§ **RECORDS FOR THE TASK**

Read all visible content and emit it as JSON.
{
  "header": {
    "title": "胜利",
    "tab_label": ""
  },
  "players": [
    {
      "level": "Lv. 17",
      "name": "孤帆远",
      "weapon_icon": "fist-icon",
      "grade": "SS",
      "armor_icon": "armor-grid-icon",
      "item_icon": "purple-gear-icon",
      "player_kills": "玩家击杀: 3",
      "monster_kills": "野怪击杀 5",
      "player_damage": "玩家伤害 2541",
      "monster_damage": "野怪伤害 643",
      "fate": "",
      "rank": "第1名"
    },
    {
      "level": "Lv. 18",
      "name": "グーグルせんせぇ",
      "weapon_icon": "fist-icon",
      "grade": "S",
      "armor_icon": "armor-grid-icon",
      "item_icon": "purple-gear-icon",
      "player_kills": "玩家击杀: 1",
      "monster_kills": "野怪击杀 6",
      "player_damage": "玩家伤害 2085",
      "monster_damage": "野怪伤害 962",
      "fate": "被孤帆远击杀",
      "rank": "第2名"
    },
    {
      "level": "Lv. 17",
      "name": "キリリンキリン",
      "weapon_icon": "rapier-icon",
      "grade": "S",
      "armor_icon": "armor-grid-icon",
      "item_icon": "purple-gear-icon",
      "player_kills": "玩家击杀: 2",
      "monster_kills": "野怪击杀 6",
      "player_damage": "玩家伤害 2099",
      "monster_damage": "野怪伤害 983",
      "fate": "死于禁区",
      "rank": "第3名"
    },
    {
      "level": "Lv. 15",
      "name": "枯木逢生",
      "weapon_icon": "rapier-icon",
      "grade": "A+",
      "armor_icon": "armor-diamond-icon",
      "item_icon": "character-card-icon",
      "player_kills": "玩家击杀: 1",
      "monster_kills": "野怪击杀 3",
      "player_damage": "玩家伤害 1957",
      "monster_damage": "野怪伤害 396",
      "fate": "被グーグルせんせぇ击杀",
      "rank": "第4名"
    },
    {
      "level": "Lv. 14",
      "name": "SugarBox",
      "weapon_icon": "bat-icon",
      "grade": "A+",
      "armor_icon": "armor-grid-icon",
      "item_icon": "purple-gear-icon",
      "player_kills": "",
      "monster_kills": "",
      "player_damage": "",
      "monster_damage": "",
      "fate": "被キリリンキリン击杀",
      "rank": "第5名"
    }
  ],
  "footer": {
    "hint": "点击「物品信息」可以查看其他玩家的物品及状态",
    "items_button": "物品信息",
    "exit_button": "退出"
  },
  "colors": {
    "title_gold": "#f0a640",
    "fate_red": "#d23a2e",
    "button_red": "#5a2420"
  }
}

§ **WHAT IS BEING ASKED**
Go through the records above and retype each one exactly.

§ **THE RESULT**
Read all visible content and emit it as JSON.
{
  "header": {
    "title": "胜利",
    "tab_label": ""
  },
  "players": [
    {
      "level": "Lv. 17",
      "name": "孤帆远",
      "weapon_icon": "fist-icon",
      "grade": "SS",
      "armor_icon": "armor-grid-icon",
      "item_icon": "purple-gear-icon",
      "player_kills": "玩家击杀: 3",
      "monster_kills": "野怪击杀 5",
      "player_damage": "玩家伤害 2541",
      "monster_damage": "野怪伤害 643",
      "fate": "",
      "rank": "第1名"
    },
    {
      "level": "Lv. 18",
      "name": "グーグルせんせぇ",
      "weapon_icon": "fist-icon",
      "grade": "S",
      "armor_icon": "armor-grid-icon",
      "item_icon": "purple-gear-icon",
      "player_kills": "玩家击杀: 1",
      "monster_kills": "野怪击杀 6",
      "player_damage": "玩家伤害 2085",
      "monster_damage": "野怪伤害 962",
      "fate": "被孤帆远击杀",
      "rank": "第2名"
    },
    {
      "level": "Lv. 17",
      "name": "キリリンキリン",
      "weapon_icon": "rapier-icon",
      "grade": "S",
      "armor_icon": "armor-grid-icon",
      "item_icon": "purple-gear-icon",
      "player_kills": "玩家击杀: 2",
      "monster_kills": "野怪击杀 6",
      "player_damage": "玩家伤害 2099",
      "monster_damage": "野怪伤害 983",
      "fate": "死于禁区",
      "rank": "第3名"
    },
    {
      "level": "Lv. 15",
      "name": "枯木逢生",
      "weapon_icon": "rapier-icon",
      "grade": "A+",
      "armor_icon": "armor-diamond-icon",
      "item_icon": "character-card-icon",
      "player_kills": "玩家击杀: 1",
      "monster_kills": "野怪击杀 3",
      "player_damage": "玩家伤害 1957",
      "monster_damage": "野怪伤害 396",
      "fate": "被グーグルせんせぇ击杀",
      "rank": "第4名"
    },
    {
      "level": "Lv. 14",
      "name": "SugarBox",
      "weapon_icon": "bat-icon",
      "grade": "A+",
      "armor_icon": "armor-grid-icon",
      "item_icon": "purple-gear-icon",
      "player_kills": "",
      "monster_kills": "",
      "player_damage": "",
      "monster_damage": "",
      "fate": "被キリリンキリン击杀",
      "rank": "第5名"
    }
  ],
  "footer": {
    "hint": "点击「物品信息」可以查看其他玩家的物品及状态",
    "items_button": "物品信息",
    "exit_button": "退出"
  },
  "colors": {
    "title_gold": "#f0a640",
    "fate_red": "#d23a2e",
    "button_red": "#5a2420"
  }
}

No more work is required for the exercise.